### Data records:

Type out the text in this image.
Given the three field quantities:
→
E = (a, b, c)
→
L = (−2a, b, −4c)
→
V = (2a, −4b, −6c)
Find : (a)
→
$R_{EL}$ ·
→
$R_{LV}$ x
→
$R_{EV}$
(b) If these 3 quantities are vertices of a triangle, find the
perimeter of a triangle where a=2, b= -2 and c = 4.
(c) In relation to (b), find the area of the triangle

### Work required:
Give every line of the material that includes the string "triangle".

### Response to this exercise:
(b) If these 3 quantities are vertices of a triangle, find the
perimeter of a triangle where a=2, b= -2 and c = 4.
(c) In relation to (b), find the area of the triangle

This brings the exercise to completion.